#### Source data

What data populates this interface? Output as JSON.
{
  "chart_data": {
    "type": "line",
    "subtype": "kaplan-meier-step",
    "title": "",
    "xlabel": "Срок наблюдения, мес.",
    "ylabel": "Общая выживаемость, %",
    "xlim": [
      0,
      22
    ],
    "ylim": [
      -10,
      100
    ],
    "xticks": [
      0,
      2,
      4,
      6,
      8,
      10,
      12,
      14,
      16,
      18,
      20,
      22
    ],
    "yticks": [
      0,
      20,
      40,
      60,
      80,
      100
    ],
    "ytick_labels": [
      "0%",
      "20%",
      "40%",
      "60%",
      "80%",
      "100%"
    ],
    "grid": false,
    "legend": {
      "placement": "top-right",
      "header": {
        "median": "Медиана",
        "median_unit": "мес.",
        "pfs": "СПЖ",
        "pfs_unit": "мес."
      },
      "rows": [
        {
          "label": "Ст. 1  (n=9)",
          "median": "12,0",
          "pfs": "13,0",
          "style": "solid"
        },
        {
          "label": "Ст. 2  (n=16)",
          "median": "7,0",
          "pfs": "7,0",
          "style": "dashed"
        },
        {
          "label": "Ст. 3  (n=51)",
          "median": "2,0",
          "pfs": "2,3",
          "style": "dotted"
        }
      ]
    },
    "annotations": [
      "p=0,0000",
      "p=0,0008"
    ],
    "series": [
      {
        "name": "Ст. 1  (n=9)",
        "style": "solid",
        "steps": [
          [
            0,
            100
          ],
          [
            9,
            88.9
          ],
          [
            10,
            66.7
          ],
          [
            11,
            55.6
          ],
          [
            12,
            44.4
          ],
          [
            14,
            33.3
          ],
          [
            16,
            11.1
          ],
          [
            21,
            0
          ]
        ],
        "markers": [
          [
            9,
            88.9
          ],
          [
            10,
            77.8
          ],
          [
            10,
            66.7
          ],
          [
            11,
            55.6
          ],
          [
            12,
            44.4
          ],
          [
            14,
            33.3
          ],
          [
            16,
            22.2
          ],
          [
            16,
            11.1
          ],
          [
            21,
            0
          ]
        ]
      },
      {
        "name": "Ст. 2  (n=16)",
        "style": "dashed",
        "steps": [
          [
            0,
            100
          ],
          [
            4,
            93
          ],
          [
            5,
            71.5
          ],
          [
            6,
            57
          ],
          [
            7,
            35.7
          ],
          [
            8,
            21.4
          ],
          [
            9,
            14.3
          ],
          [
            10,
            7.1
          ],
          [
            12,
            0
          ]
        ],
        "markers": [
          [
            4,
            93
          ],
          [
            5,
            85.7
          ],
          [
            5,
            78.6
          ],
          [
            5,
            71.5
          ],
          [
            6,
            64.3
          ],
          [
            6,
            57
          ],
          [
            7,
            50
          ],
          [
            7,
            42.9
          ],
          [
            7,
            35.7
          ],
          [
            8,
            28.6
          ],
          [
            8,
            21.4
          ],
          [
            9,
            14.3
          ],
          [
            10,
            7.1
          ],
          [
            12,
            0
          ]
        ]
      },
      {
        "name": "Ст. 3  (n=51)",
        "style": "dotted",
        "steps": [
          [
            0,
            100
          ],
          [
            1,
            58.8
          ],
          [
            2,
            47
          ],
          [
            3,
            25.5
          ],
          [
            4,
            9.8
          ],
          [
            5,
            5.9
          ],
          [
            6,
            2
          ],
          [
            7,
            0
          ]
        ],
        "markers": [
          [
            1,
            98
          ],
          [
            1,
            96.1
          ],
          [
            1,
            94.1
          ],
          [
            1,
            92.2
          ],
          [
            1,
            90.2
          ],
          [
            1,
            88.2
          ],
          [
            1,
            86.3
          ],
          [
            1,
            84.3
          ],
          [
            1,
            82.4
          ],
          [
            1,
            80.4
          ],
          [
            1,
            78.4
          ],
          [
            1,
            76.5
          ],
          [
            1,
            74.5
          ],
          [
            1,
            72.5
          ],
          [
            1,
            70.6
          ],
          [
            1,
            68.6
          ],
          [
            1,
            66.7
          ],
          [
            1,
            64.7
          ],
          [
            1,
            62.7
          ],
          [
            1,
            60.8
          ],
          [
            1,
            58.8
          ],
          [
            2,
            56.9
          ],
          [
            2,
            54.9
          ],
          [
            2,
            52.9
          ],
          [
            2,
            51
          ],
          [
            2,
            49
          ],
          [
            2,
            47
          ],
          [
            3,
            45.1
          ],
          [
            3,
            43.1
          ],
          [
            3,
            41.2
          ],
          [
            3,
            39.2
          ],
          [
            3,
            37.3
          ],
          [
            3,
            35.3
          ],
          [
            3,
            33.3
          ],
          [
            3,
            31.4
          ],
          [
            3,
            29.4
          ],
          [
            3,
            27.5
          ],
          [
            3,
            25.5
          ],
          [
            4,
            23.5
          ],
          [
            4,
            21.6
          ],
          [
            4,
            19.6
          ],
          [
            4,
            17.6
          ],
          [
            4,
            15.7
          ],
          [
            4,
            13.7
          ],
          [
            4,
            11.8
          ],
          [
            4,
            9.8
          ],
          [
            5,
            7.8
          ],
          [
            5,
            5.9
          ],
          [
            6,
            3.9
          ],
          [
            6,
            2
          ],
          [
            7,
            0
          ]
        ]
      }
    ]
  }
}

########

## The task
Restate the data above word for word, please.

## Full answer
What data populates this interface? Output as JSON.
{
  "chart_data": {
    "type": "line",
    "subtype": "kaplan-meier-step",
    "title": "",
    "xlabel": "Срок наблюдения, мес.",
    "ylabel": "Общая выживаемость, %",
    "xlim": [
      0,
      22
    ],
    "ylim": [
      -10,
      100
    ],
    "xticks": [
      0,
      2,
      4,
      6,
      8,
      10,
      12,
      14,
      16,
      18,
      20,
      22
    ],
    "yticks": [
      0,
      20,
      40,
      60,
      80,
      100
    ],
    "ytick_labels": [
      "0%",
      "20%",
      "40%",
      "60%",
      "80%",
      "100%"
    ],
    "grid": false,
    "legend": {
      "placement": "top-right",
      "header": {
        "median": "Медиана",
        "median_unit": "мес.",
        "pfs": "СПЖ",
        "pfs_unit": "мес."
      },
      "rows": [
        {
          "label": "Ст. 1  (n=9)",
          "median": "12,0",
          "pfs": "13,0",
          "style": "solid"
        },
        {
          "label": "Ст. 2  (n=16)",
          "median": "7,0",
          "pfs": "7,0",
          "style": "dashed"
        },
        {
          "label": "Ст. 3  (n=51)",
          "median": "2,0",
          "pfs": "2,3",
          "style": "dotted"
        }
      ]
    },
    "annotations": [
      "p=0,0000",
      "p=0,0008"
    ],
    "series": [
      {
        "name": "Ст. 1  (n=9)",
        "style": "solid",
        "steps": [
          [
            0,
            100
          ],
          [
            9,
            88.9
          ],
          [
            10,
            66.7
          ],
          [
            11,
            55.6
          ],
          [
            12,
            44.4
          ],
          [
            14,
            33.3
          ],
          [
            16,
            11.1
          ],
          [
            21,
            0
          ]
        ],
        "markers": [
          [
            9,
            88.9
          ],
          [
            10,
            77.8
          ],
          [
            10,
            66.7
          ],
          [
            11,
            55.6
          ],
          [
            12,
            44.4
          ],
          [
            14,
            33.3
          ],
          [
            16,
            22.2
          ],
          [
            16,
            11.1
          ],
          [
            21,
            0
          ]
        ]
      },
      {
        "name": "Ст. 2  (n=16)",
        "style": "dashed",
        "steps": [
          [
            0,
            100
          ],
          [
            4,
            93
          ],
          [
            5,
            71.5
          ],
          [
            6,
            57
          ],
          [
            7,
            35.7
          ],
          [
            8,
            21.4
          ],
          [
            9,
            14.3
          ],
          [
            10,
            7.1
          ],
          [
            12,
            0
          ]
        ],
        "markers": [
          [
            4,
            93
          ],
          [
            5,
            85.7
          ],
          [
            5,
            78.6
          ],
          [
            5,
            71.5
          ],
          [
            6,
            64.3
          ],
          [
            6,
            57
          ],
          [
            7,
            50
          ],
          [
            7,
            42.9
          ],
          [
            7,
            35.7
          ],
          [
            8,
            28.6
          ],
          [
            8,
            21.4
          ],
          [
            9,
            14.3
          ],
          [
            10,
            7.1
          ],
          [
            12,
            0
          ]
        ]
      },
      {
        "name": "Ст. 3  (n=51)",
        "style": "dotted",
        "steps": [
          [
            0,
            100
          ],
          [
            1,
            58.8
          ],
          [
            2,
            47
          ],
          [
            3,
            25.5
          ],
          [
            4,
            9.8
          ],
          [
            5,
            5.9
          ],
          [
            6,
            2
          ],
          [
            7,
            0
          ]
        ],
        "markers": [
          [
            1,
            98
          ],
          [
            1,
            96.1
          ],
          [
            1,
            94.1
          ],
          [
            1,
            92.2
          ],
          [
            1,
            90.2
          ],
          [
            1,
            88.2
          ],
          [
            1,
            86.3
          ],
          [
            1,
            84.3
          ],
          [
            1,
            82.4
          ],
          [
            1,
            80.4
          ],
          [
            1,
            78.4
          ],
          [
            1,
            76.5
          ],
          [
            1,
            74.5
          ],
          [
            1,
            72.5
          ],
          [
            1,
            70.6
          ],
          [
            1,
            68.6
          ],
          [
            1,
            66.7
          ],
          [
            1,
            64.7
          ],
          [
            1,
            62.7
          ],
          [
            1,
            60.8
          ],
          [
            1,
            58.8
          ],
          [
            2,
            56.9
          ],
          [
            2,
            54.9
          ],
          [
            2,
            52.9
          ],
          [
            2,
            51
          ],
          [
            2,
            49
          ],
          [
            2,
            47
          ],
          [
            3,
            45.1
          ],
          [
            3,
            43.1
          ],
          [
            3,
            41.2
          ],
          [
            3,
            39.2
          ],
          [
            3,
            37.3
          ],
          [
            3,
            35.3
          ],
          [
            3,
            33.3
          ],
          [
            3,
            31.4
          ],
          [
            3,
            29.4
          ],
          [
            3,
            27.5
          ],
          [
            3,
            25.5
          ],
          [
            4,
            23.5
          ],
          [
            4,
            21.6
          ],
          [
            4,
            19.6
          ],
          [
            4,
            17.6
          ],
          [
            4,
            15.7
          ],
          [
            4,
            13.7
          ],
          [
            4,
            11.8
          ],
          [
            4,
            9.8
          ],
          [
            5,
            7.8
          ],
          [
            5,
            5.9
          ],
          [
            6,
            3.9
          ],
          [
            6,
            2
          ],
          [
            7,
            0
          ]
        ]
      }
    ]
  }
}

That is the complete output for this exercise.